• [Entries with figure data]:
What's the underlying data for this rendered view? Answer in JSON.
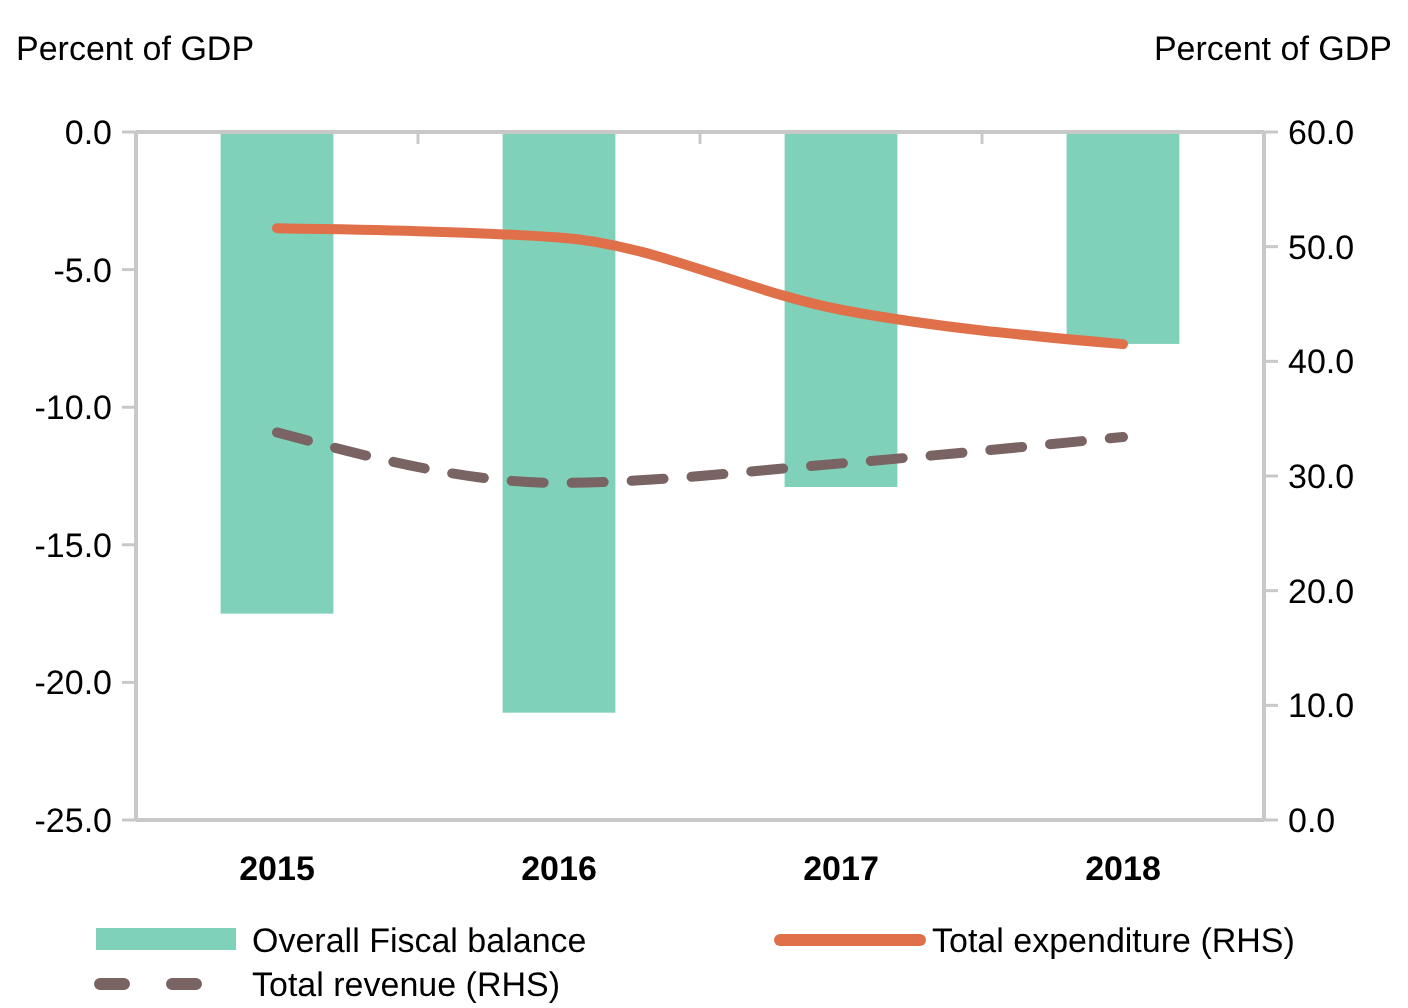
{
  "chart_data": {
    "type": "bar",
    "ylabel": "Percent of GDP",
    "y2label": "Percent of GDP",
    "categories": [
      "2015",
      "2016",
      "2017",
      "2018"
    ],
    "series": [
      {
        "name": "Overall Fiscal balance",
        "color": "#7fd1b9",
        "values": [
          -17.5,
          -21.1,
          -12.9,
          -7.7
        ]
      },
      {
        "name": "Total expenditure (RHS)",
        "type": "line",
        "axis": "y2",
        "color": "#e0704a",
        "line_style": "solid",
        "values": [
          51.6,
          50.8,
          44.5,
          41.5
        ]
      },
      {
        "name": "Total revenue (RHS)",
        "type": "line",
        "axis": "y2",
        "color": "#7a6463",
        "line_style": "dashed",
        "values": [
          33.8,
          29.4,
          31.1,
          33.4
        ]
      }
    ],
    "ylim": [
      -25,
      0
    ],
    "yticks": [
      {
        "value": -25,
        "label": "-25.0"
      },
      {
        "value": -20,
        "label": "-20.0"
      },
      {
        "value": -15,
        "label": "-15.0"
      },
      {
        "value": -10,
        "label": "-10.0"
      },
      {
        "value": -5,
        "label": "-5.0"
      },
      {
        "value": 0,
        "label": "0.0"
      }
    ],
    "y2lim": [
      0,
      60
    ],
    "y2ticks": [
      {
        "value": 0,
        "label": "0.0"
      },
      {
        "value": 10,
        "label": "10.0"
      },
      {
        "value": 20,
        "label": "20.0"
      },
      {
        "value": 30,
        "label": "30.0"
      },
      {
        "value": 40,
        "label": "40.0"
      },
      {
        "value": 50,
        "label": "50.0"
      },
      {
        "value": 60,
        "label": "60.0"
      }
    ],
    "grid": false,
    "legend": "bottom"
  }
}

• [Your task]:
Pictures don't belong in the copy. Restate all the entries exactly.

• [Response to this exercise]:
What's the underlying data for this rendered view? Answer in JSON.
{
  "chart_data": {
    "type": "bar",
    "ylabel": "Percent of GDP",
    "y2label": "Percent of GDP",
    "categories": [
      "2015",
      "2016",
      "2017",
      "2018"
    ],
    "series": [
      {
        "name": "Overall Fiscal balance",
        "color": "#7fd1b9",
        "values": [
          -17.5,
          -21.1,
          -12.9,
          -7.7
        ]
      },
      {
        "name": "Total expenditure (RHS)",
        "type": "line",
        "axis": "y2",
        "color": "#e0704a",
        "line_style": "solid",
        "values": [
          51.6,
          50.8,
          44.5,
          41.5
        ]
      },
      {
        "name": "Total revenue (RHS)",
        "type": "line",
        "axis": "y2",
        "color": "#7a6463",
        "line_style": "dashed",
        "values": [
          33.8,
          29.4,
          31.1,
          33.4
        ]
      }
    ],
    "ylim": [
      -25,
      0
    ],
    "yticks": [
      {
        "value": -25,
        "label": "-25.0"
      },
      {
        "value": -20,
        "label": "-20.0"
      },
      {
        "value": -15,
        "label": "-15.0"
      },
      {
        "value": -10,
        "label": "-10.0"
      },
      {
        "value": -5,
        "label": "-5.0"
      },
      {
        "value": 0,
        "label": "0.0"
      }
    ],
    "y2lim": [
      0,
      60
    ],
    "y2ticks": [
      {
        "value": 0,
        "label": "0.0"
      },
      {
        "value": 10,
        "label": "10.0"
      },
      {
        "value": 20,
        "label": "20.0"
      },
      {
        "value": 30,
        "label": "30.0"
      },
      {
        "value": 40,
        "label": "40.0"
      },
      {
        "value": 50,
        "label": "50.0"
      },
      {
        "value": 60,
        "label": "60.0"
      }
    ],
    "grid": false,
    "legend": "bottom"
  }
}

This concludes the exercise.